Collected data:
********************
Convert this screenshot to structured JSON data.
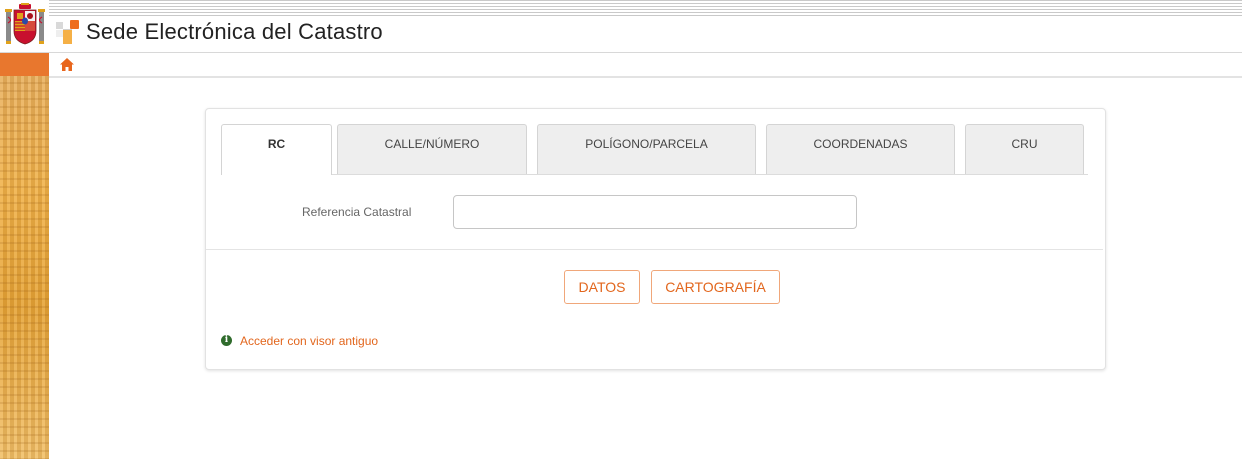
{
  "header": {
    "site_title": "Sede Electrónica del Catastro",
    "brand_color": "#e8772e"
  },
  "nav": {
    "home_icon": "home-icon"
  },
  "search": {
    "tabs": [
      {
        "label": "RC",
        "active": true
      },
      {
        "label": "CALLE/NÚMERO",
        "active": false
      },
      {
        "label": "POLÍGONO/PARCELA",
        "active": false
      },
      {
        "label": "COORDENADAS",
        "active": false
      },
      {
        "label": "CRU",
        "active": false
      }
    ],
    "field_label": "Referencia Catastral",
    "field_value": "",
    "field_placeholder": ""
  },
  "actions": {
    "datos_label": "DATOS",
    "cartografia_label": "CARTOGRAFÍA"
  },
  "footer_link": {
    "icon": "info-icon",
    "label": "Acceder con visor antiguo"
  }
}
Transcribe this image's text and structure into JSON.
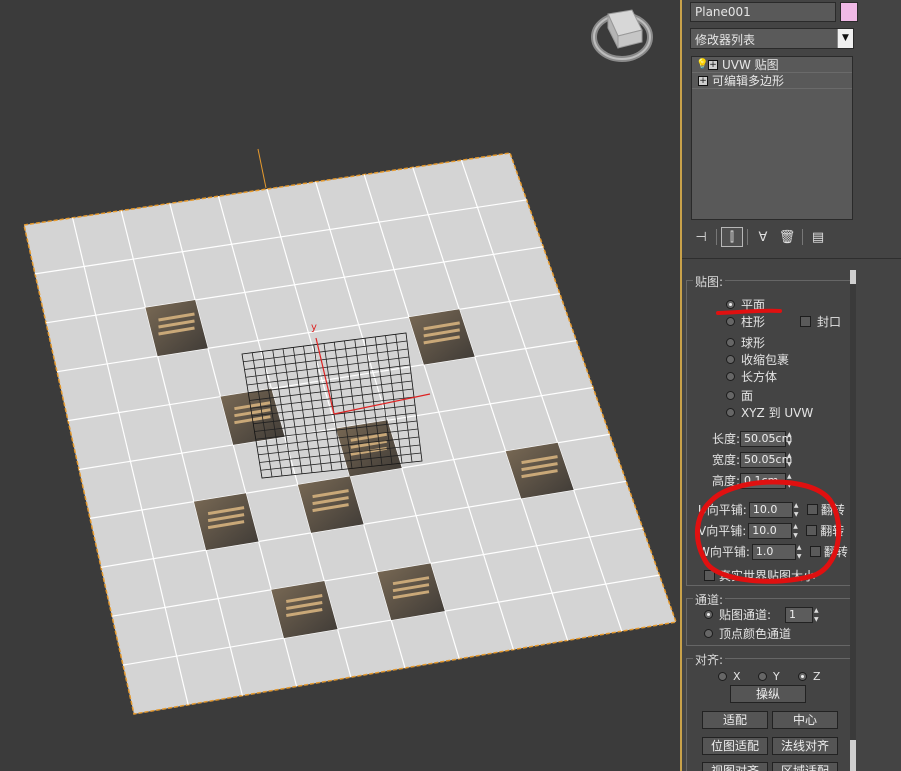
{
  "object_name": "Plane001",
  "object_color": "#f0b9e6",
  "modifier_list_label": "修改器列表",
  "modifier_stack": [
    {
      "label": "UVW 贴图",
      "icon": "lightbulb-icon"
    },
    {
      "label": "可编辑多边形",
      "icon": ""
    }
  ],
  "toolbar": {
    "icons": [
      "pin-stack-icon",
      "show-end-result-icon",
      "make-unique-icon",
      "remove-modifier-icon",
      "configure-modifier-sets-icon"
    ]
  },
  "mapping": {
    "title": "贴图:",
    "options": [
      {
        "label": "平面",
        "selected": true
      },
      {
        "label": "柱形",
        "selected": false
      },
      {
        "label": "球形",
        "selected": false
      },
      {
        "label": "收缩包裹",
        "selected": false
      },
      {
        "label": "长方体",
        "selected": false
      },
      {
        "label": "面",
        "selected": false
      },
      {
        "label": "XYZ 到 UVW",
        "selected": false
      }
    ],
    "cap_label": "封口",
    "length_label": "长度:",
    "length_value": "50.05cm",
    "width_label": "宽度:",
    "width_value": "50.05cm",
    "height_label": "高度:",
    "height_value": "0.1cm",
    "u_tile_label": "U向平铺:",
    "u_tile_value": "10.0",
    "v_tile_label": "V向平铺:",
    "v_tile_value": "10.0",
    "w_tile_label": "W向平铺:",
    "w_tile_value": "1.0",
    "flip_label": "翻转",
    "real_world_label": "真实世界贴图大小"
  },
  "channel": {
    "title": "通道:",
    "map_channel_label": "贴图通道:",
    "map_channel_value": "1",
    "vertex_color_label": "顶点颜色通道"
  },
  "alignment": {
    "title": "对齐:",
    "axes": [
      {
        "label": "X",
        "selected": false
      },
      {
        "label": "Y",
        "selected": false
      },
      {
        "label": "Z",
        "selected": true
      }
    ],
    "manipulate_label": "操纵",
    "fit_label": "适配",
    "center_label": "中心",
    "bitmap_fit_label": "位图适配",
    "normal_align_label": "法线对齐",
    "view_align_label": "视图对齐",
    "region_fit_label": "区域适配"
  },
  "annotation_color": "#e01010"
}
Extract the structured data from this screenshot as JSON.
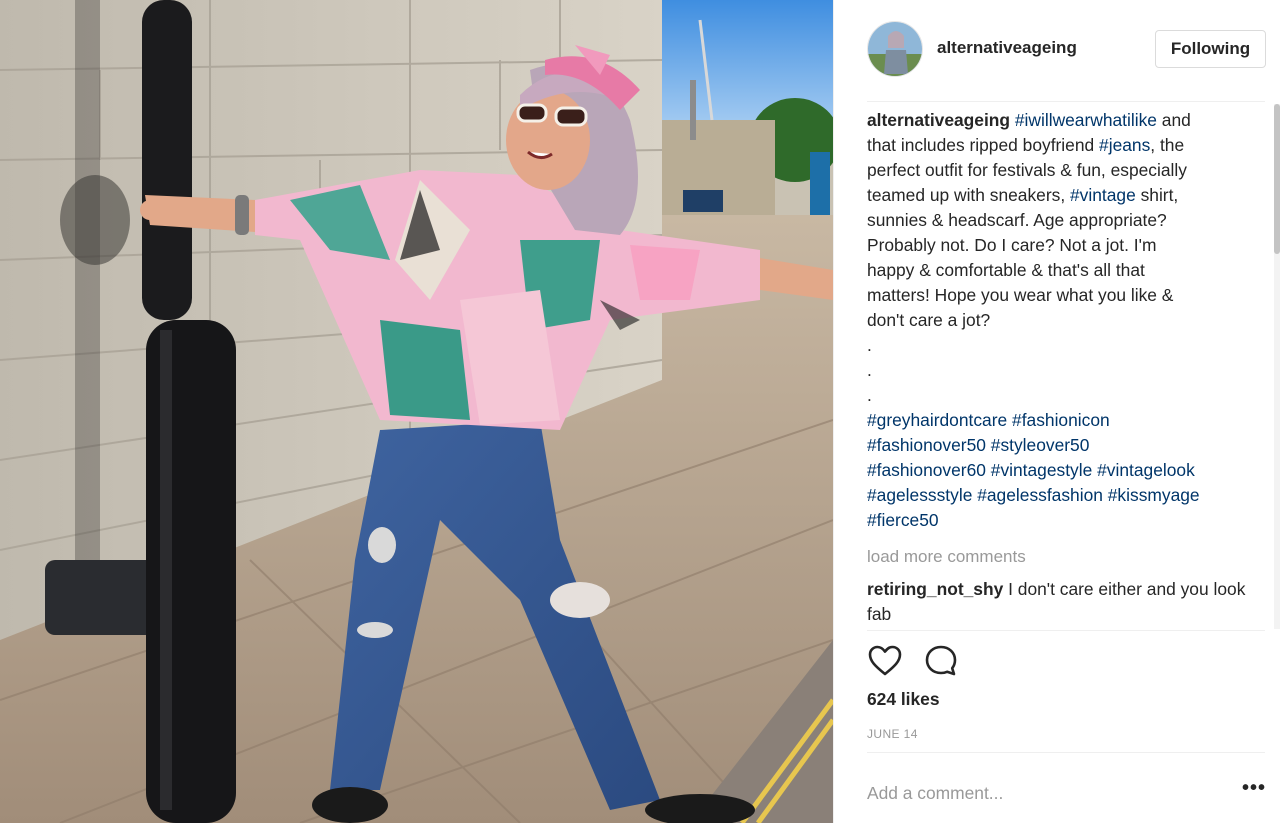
{
  "post": {
    "photo_alt": "Photo",
    "username": "alternativeageing",
    "follow_label": "Following",
    "caption": {
      "author": "alternativeageing",
      "lines": [
        [
          {
            "t": "tag",
            "v": "#iwillwearwhatilike"
          },
          {
            "t": "text",
            "v": " and"
          }
        ],
        [
          {
            "t": "text",
            "v": "that includes ripped boyfriend "
          },
          {
            "t": "tag",
            "v": "#jeans"
          },
          {
            "t": "text",
            "v": ", the"
          }
        ],
        [
          {
            "t": "text",
            "v": "perfect outfit for festivals & fun, especially"
          }
        ],
        [
          {
            "t": "text",
            "v": "teamed up with sneakers, "
          },
          {
            "t": "tag",
            "v": "#vintage"
          },
          {
            "t": "text",
            "v": " shirt,"
          }
        ],
        [
          {
            "t": "text",
            "v": "sunnies & headscarf. Age appropriate?"
          }
        ],
        [
          {
            "t": "text",
            "v": "Probably not. Do I care? Not a jot. I'm"
          }
        ],
        [
          {
            "t": "text",
            "v": "happy & comfortable & that's all that"
          }
        ],
        [
          {
            "t": "text",
            "v": "matters! Hope you wear what you like &"
          }
        ],
        [
          {
            "t": "text",
            "v": "don't care a jot?"
          }
        ]
      ],
      "dots": [
        ".",
        ".",
        "."
      ],
      "hashtag_lines": [
        [
          "#greyhairdontcare",
          "#fashionicon"
        ],
        [
          "#fashionover50",
          "#styleover50"
        ],
        [
          "#fashionover60",
          "#vintagestyle",
          "#vintagelook"
        ],
        [
          "#agelessstyle",
          "#agelessfashion",
          "#kissmyage"
        ],
        [
          "#fierce50"
        ]
      ]
    },
    "load_more_label": "load more comments",
    "comments": [
      {
        "author": "retiring_not_shy",
        "text": "I don't care either and you look fab"
      }
    ],
    "actions": {
      "like_icon": "heart-icon",
      "comment_icon": "speech-bubble-icon"
    },
    "likes": "624 likes",
    "date": "JUNE 14",
    "add_comment_placeholder": "Add a comment...",
    "more_options_label": "•••"
  },
  "colors": {
    "text": "#262626",
    "hashtag": "#003569",
    "muted": "#999999",
    "border": "#dbdbdb"
  }
}
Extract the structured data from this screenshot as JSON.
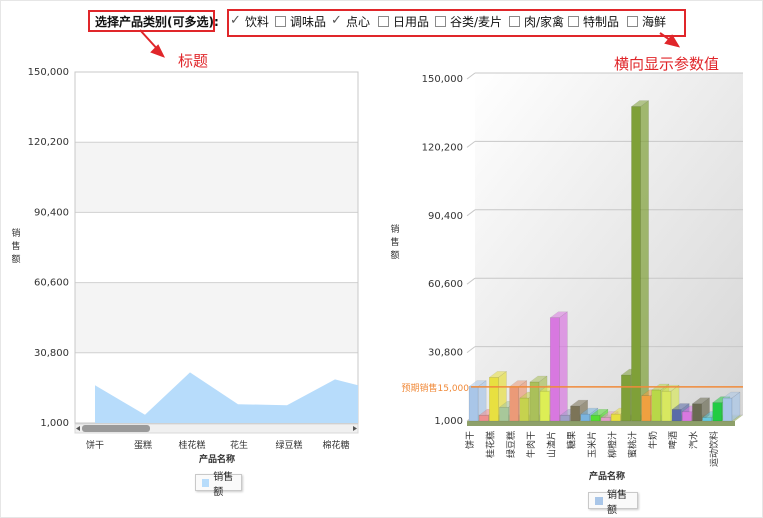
{
  "filter": {
    "label": "选择产品类别(可多选):",
    "options": [
      {
        "label": "饮料",
        "checked": true
      },
      {
        "label": "调味品",
        "checked": false
      },
      {
        "label": "点心",
        "checked": true
      },
      {
        "label": "日用品",
        "checked": false
      },
      {
        "label": "谷类/麦片",
        "checked": false
      },
      {
        "label": "肉/家禽",
        "checked": false
      },
      {
        "label": "特制品",
        "checked": false
      },
      {
        "label": "海鲜",
        "checked": false
      }
    ]
  },
  "annotations": {
    "title_note": "标题",
    "horizontal_note": "横向显示参数值"
  },
  "chart_data": [
    {
      "type": "area",
      "ylabel": "销售额",
      "xlabel": "产品名称",
      "yticks": [
        "150,000",
        "120,200",
        "90,400",
        "60,600",
        "30,800",
        "1,000"
      ],
      "ylim": [
        1000,
        150000
      ],
      "categories": [
        "饼干",
        "蛋糕",
        "桂花糕",
        "花生",
        "绿豆糕",
        "棉花糖"
      ],
      "series": [
        {
          "name": "销售额",
          "values": [
            17000,
            4500,
            22500,
            9000,
            8500,
            19500,
            17000
          ]
        }
      ],
      "legend": "销售额",
      "color": "#b7dcfb",
      "grid": true
    },
    {
      "type": "bar",
      "style": "3d",
      "ylabel": "销售额",
      "xlabel": "产品名称",
      "yticks": [
        "150,000",
        "120,200",
        "90,400",
        "60,600",
        "30,800",
        "1,000"
      ],
      "ylim": [
        1000,
        150000
      ],
      "categories": [
        "饼干",
        "桂花糕",
        "绿豆糕",
        "牛肉干",
        "山渣片",
        "糖果",
        "玉米片",
        "柳橙汁",
        "蜜桃汁",
        "牛奶",
        "啤酒",
        "汽水",
        "运动饮料"
      ],
      "values": [
        [
          16000,
          3500
        ],
        [
          20000,
          7000
        ],
        [
          16000,
          11000
        ],
        [
          18000,
          14000
        ],
        [
          46000,
          3500
        ],
        [
          7500,
          4000
        ],
        [
          3500,
          2500
        ],
        [
          4000,
          21000
        ],
        [
          138000,
          12000
        ],
        [
          14500,
          14000
        ],
        [
          6000,
          5000
        ],
        [
          8500,
          2500
        ],
        [
          9000,
          11000
        ]
      ],
      "colors": [
        [
          "#a9c6e8",
          "#ef8f8f"
        ],
        [
          "#e8e040",
          "#a8c89a"
        ],
        [
          "#eb9a78",
          "#c6d24e"
        ],
        [
          "#aac05a",
          "#ddee55"
        ],
        [
          "#d878e0",
          "#9ea0c8"
        ],
        [
          "#7c7458",
          "#7ab4e0"
        ],
        [
          "#55dd33",
          "#e0a0c8"
        ],
        [
          "#e8e040",
          "#7fa038"
        ],
        [
          "#7fa038",
          "#f0a040"
        ],
        [
          "#b8d848",
          "#d8e860"
        ],
        [
          "#5a6aa8",
          "#d878e0"
        ],
        [
          "#6a6a52",
          "#66c8e0"
        ],
        [
          "#22cc44",
          "#a9c6e8"
        ]
      ],
      "reference_line": {
        "label": "预期销售15,000",
        "value": 15000,
        "color": "#f08a3a"
      },
      "legend": "销售额",
      "grid": true
    }
  ]
}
********************
TASK PROMPT: List every line above containing the word "that".

TASK RESPONSE:
            "v": "that includes ripped boyfriend "
            "v": "happy & comfortable & that's all that"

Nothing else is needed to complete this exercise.